### Task to complete
Among the lines below, copy each one in which "class" appears.

======== Record excerpts ========

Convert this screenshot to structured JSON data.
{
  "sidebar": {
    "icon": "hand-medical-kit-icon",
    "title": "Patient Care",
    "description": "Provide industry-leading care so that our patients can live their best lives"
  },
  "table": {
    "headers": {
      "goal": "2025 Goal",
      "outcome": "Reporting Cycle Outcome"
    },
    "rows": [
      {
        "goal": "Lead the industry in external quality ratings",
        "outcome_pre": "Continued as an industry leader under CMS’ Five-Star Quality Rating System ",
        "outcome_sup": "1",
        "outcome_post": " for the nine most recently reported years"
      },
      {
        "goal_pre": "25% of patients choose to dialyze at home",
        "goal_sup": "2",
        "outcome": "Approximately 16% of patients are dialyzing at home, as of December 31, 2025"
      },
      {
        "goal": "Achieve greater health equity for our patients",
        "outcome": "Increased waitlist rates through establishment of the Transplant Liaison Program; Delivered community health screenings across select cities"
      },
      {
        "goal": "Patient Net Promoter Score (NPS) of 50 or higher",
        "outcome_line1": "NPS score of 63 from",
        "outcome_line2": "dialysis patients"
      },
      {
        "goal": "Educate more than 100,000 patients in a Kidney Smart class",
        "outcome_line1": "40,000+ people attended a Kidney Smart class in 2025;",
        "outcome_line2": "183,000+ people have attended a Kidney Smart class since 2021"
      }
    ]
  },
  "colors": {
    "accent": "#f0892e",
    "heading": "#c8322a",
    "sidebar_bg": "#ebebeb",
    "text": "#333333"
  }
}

========

### Result for this exercise
        "goal": "Educate more than 100,000 patients in a Kidney Smart class",
        "outcome_line1": "40,000+ people attended a Kidney Smart class in 2025;",
        "outcome_line2": "183,000+ people have attended a Kidney Smart class since 2021"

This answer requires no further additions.